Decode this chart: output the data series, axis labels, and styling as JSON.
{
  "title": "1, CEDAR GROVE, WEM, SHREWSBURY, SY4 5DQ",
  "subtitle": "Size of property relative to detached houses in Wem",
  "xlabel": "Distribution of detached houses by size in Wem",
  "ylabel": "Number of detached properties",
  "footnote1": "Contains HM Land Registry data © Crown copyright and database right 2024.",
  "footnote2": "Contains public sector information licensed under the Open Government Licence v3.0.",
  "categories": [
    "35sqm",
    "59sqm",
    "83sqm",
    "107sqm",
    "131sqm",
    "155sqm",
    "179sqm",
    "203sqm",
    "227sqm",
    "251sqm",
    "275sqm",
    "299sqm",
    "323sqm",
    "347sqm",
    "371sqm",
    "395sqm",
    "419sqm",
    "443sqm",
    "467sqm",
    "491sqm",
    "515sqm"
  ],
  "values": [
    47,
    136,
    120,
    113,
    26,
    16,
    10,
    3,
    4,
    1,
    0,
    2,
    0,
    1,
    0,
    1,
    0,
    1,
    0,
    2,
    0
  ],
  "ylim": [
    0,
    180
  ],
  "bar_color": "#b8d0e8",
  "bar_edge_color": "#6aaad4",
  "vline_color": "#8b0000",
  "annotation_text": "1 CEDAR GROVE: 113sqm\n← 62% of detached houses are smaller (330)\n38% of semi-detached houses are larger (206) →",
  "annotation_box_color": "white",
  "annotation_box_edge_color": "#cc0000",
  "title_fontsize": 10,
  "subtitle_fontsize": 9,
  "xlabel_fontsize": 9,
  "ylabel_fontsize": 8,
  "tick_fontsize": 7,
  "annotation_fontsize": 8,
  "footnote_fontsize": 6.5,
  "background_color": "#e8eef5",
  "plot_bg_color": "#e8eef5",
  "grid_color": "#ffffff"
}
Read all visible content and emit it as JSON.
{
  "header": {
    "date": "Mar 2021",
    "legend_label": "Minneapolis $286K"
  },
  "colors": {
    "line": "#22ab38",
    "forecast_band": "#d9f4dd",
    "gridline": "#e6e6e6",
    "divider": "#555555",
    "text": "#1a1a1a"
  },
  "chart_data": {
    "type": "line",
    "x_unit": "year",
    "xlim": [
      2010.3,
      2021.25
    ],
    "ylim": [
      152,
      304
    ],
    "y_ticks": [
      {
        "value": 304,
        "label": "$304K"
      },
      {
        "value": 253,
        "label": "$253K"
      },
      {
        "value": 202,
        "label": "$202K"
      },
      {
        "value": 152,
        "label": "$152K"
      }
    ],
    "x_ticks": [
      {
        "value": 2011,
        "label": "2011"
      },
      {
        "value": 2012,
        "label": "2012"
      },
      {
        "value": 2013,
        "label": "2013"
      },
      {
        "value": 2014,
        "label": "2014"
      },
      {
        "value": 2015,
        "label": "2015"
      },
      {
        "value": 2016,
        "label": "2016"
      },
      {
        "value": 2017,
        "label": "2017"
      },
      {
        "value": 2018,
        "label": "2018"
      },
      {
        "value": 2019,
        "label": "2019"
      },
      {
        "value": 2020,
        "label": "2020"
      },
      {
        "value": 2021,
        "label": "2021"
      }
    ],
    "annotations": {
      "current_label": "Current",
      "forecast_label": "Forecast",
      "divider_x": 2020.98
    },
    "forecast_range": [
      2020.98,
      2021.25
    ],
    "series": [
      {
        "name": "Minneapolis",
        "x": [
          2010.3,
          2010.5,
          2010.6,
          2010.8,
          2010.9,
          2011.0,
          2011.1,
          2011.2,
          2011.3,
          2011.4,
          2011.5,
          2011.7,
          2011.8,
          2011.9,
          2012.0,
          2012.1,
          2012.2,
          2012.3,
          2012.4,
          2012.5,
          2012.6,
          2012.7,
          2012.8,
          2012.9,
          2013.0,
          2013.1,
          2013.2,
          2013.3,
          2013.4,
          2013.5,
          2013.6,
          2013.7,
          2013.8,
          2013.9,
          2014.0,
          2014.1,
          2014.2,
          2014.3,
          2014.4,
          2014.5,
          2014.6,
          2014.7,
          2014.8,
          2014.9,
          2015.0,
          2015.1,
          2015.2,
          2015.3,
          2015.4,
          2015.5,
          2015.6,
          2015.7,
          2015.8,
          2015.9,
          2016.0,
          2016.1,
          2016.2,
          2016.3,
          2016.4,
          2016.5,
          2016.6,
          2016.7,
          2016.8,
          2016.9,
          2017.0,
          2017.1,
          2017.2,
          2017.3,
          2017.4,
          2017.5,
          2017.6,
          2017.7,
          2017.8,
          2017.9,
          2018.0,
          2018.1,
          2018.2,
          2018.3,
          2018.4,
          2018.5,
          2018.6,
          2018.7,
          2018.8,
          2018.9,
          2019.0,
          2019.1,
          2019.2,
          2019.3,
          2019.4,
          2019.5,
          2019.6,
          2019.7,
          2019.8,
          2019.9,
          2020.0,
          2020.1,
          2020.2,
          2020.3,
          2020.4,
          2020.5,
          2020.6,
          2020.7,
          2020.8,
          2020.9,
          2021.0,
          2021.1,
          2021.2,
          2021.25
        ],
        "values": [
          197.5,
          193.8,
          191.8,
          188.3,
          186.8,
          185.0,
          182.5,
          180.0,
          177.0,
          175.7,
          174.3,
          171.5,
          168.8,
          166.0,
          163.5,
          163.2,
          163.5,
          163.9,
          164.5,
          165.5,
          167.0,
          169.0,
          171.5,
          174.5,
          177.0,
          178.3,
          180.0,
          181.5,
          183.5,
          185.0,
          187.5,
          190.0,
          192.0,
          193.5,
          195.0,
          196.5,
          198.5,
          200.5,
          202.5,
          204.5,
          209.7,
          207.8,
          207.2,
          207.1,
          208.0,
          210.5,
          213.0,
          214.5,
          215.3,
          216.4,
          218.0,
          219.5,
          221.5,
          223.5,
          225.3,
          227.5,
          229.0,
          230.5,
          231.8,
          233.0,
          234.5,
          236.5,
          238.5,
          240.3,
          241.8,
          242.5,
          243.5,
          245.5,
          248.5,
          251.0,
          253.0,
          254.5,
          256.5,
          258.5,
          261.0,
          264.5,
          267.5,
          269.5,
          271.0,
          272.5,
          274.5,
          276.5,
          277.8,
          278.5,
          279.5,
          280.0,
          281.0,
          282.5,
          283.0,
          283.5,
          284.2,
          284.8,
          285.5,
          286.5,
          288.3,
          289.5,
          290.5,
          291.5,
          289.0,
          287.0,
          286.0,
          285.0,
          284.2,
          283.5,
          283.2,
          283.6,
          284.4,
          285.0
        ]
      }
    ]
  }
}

· · ·

- TASK OBJECTIVE -
Write out all records exactly, keeping every detail.

- FINAL RESULT -
Decode this chart: output the data series, axis labels, and styling as JSON.
{
  "title": "1, CEDAR GROVE, WEM, SHREWSBURY, SY4 5DQ",
  "subtitle": "Size of property relative to detached houses in Wem",
  "xlabel": "Distribution of detached houses by size in Wem",
  "ylabel": "Number of detached properties",
  "footnote1": "Contains HM Land Registry data © Crown copyright and database right 2024.",
  "footnote2": "Contains public sector information licensed under the Open Government Licence v3.0.",
  "categories": [
    "35sqm",
    "59sqm",
    "83sqm",
    "107sqm",
    "131sqm",
    "155sqm",
    "179sqm",
    "203sqm",
    "227sqm",
    "251sqm",
    "275sqm",
    "299sqm",
    "323sqm",
    "347sqm",
    "371sqm",
    "395sqm",
    "419sqm",
    "443sqm",
    "467sqm",
    "491sqm",
    "515sqm"
  ],
  "values": [
    47,
    136,
    120,
    113,
    26,
    16,
    10,
    3,
    4,
    1,
    0,
    2,
    0,
    1,
    0,
    1,
    0,
    1,
    0,
    2,
    0
  ],
  "ylim": [
    0,
    180
  ],
  "bar_color": "#b8d0e8",
  "bar_edge_color": "#6aaad4",
  "vline_color": "#8b0000",
  "annotation_text": "1 CEDAR GROVE: 113sqm\n← 62% of detached houses are smaller (330)\n38% of semi-detached houses are larger (206) →",
  "annotation_box_color": "white",
  "annotation_box_edge_color": "#cc0000",
  "title_fontsize": 10,
  "subtitle_fontsize": 9,
  "xlabel_fontsize": 9,
  "ylabel_fontsize": 8,
  "tick_fontsize": 7,
  "annotation_fontsize": 8,
  "footnote_fontsize": 6.5,
  "background_color": "#e8eef5",
  "plot_bg_color": "#e8eef5",
  "grid_color": "#ffffff"
}
Read all visible content and emit it as JSON.
{
  "header": {
    "date": "Mar 2021",
    "legend_label": "Minneapolis $286K"
  },
  "colors": {
    "line": "#22ab38",
    "forecast_band": "#d9f4dd",
    "gridline": "#e6e6e6",
    "divider": "#555555",
    "text": "#1a1a1a"
  },
  "chart_data": {
    "type": "line",
    "x_unit": "year",
    "xlim": [
      2010.3,
      2021.25
    ],
    "ylim": [
      152,
      304
    ],
    "y_ticks": [
      {
        "value": 304,
        "label": "$304K"
      },
      {
        "value": 253,
        "label": "$253K"
      },
      {
        "value": 202,
        "label": "$202K"
      },
      {
        "value": 152,
        "label": "$152K"
      }
    ],
    "x_ticks": [
      {
        "value": 2011,
        "label": "2011"
      },
      {
        "value": 2012,
        "label": "2012"
      },
      {
        "value": 2013,
        "label": "2013"
      },
      {
        "value": 2014,
        "label": "2014"
      },
      {
        "value": 2015,
        "label": "2015"
      },
      {
        "value": 2016,
        "label": "2016"
      },
      {
        "value": 2017,
        "label": "2017"
      },
      {
        "value": 2018,
        "label": "2018"
      },
      {
        "value": 2019,
        "label": "2019"
      },
      {
        "value": 2020,
        "label": "2020"
      },
      {
        "value": 2021,
        "label": "2021"
      }
    ],
    "annotations": {
      "current_label": "Current",
      "forecast_label": "Forecast",
      "divider_x": 2020.98
    },
    "forecast_range": [
      2020.98,
      2021.25
    ],
    "series": [
      {
        "name": "Minneapolis",
        "x": [
          2010.3,
          2010.5,
          2010.6,
          2010.8,
          2010.9,
          2011.0,
          2011.1,
          2011.2,
          2011.3,
          2011.4,
          2011.5,
          2011.7,
          2011.8,
          2011.9,
          2012.0,
          2012.1,
          2012.2,
          2012.3,
          2012.4,
          2012.5,
          2012.6,
          2012.7,
          2012.8,
          2012.9,
          2013.0,
          2013.1,
          2013.2,
          2013.3,
          2013.4,
          2013.5,
          2013.6,
          2013.7,
          2013.8,
          2013.9,
          2014.0,
          2014.1,
          2014.2,
          2014.3,
          2014.4,
          2014.5,
          2014.6,
          2014.7,
          2014.8,
          2014.9,
          2015.0,
          2015.1,
          2015.2,
          2015.3,
          2015.4,
          2015.5,
          2015.6,
          2015.7,
          2015.8,
          2015.9,
          2016.0,
          2016.1,
          2016.2,
          2016.3,
          2016.4,
          2016.5,
          2016.6,
          2016.7,
          2016.8,
          2016.9,
          2017.0,
          2017.1,
          2017.2,
          2017.3,
          2017.4,
          2017.5,
          2017.6,
          2017.7,
          2017.8,
          2017.9,
          2018.0,
          2018.1,
          2018.2,
          2018.3,
          2018.4,
          2018.5,
          2018.6,
          2018.7,
          2018.8,
          2018.9,
          2019.0,
          2019.1,
          2019.2,
          2019.3,
          2019.4,
          2019.5,
          2019.6,
          2019.7,
          2019.8,
          2019.9,
          2020.0,
          2020.1,
          2020.2,
          2020.3,
          2020.4,
          2020.5,
          2020.6,
          2020.7,
          2020.8,
          2020.9,
          2021.0,
          2021.1,
          2021.2,
          2021.25
        ],
        "values": [
          197.5,
          193.8,
          191.8,
          188.3,
          186.8,
          185.0,
          182.5,
          180.0,
          177.0,
          175.7,
          174.3,
          171.5,
          168.8,
          166.0,
          163.5,
          163.2,
          163.5,
          163.9,
          164.5,
          165.5,
          167.0,
          169.0,
          171.5,
          174.5,
          177.0,
          178.3,
          180.0,
          181.5,
          183.5,
          185.0,
          187.5,
          190.0,
          192.0,
          193.5,
          195.0,
          196.5,
          198.5,
          200.5,
          202.5,
          204.5,
          209.7,
          207.8,
          207.2,
          207.1,
          208.0,
          210.5,
          213.0,
          214.5,
          215.3,
          216.4,
          218.0,
          219.5,
          221.5,
          223.5,
          225.3,
          227.5,
          229.0,
          230.5,
          231.8,
          233.0,
          234.5,
          236.5,
          238.5,
          240.3,
          241.8,
          242.5,
          243.5,
          245.5,
          248.5,
          251.0,
          253.0,
          254.5,
          256.5,
          258.5,
          261.0,
          264.5,
          267.5,
          269.5,
          271.0,
          272.5,
          274.5,
          276.5,
          277.8,
          278.5,
          279.5,
          280.0,
          281.0,
          282.5,
          283.0,
          283.5,
          284.2,
          284.8,
          285.5,
          286.5,
          288.3,
          289.5,
          290.5,
          291.5,
          289.0,
          287.0,
          286.0,
          285.0,
          284.2,
          283.5,
          283.2,
          283.6,
          284.4,
          285.0
        ]
      }
    ]
  }
}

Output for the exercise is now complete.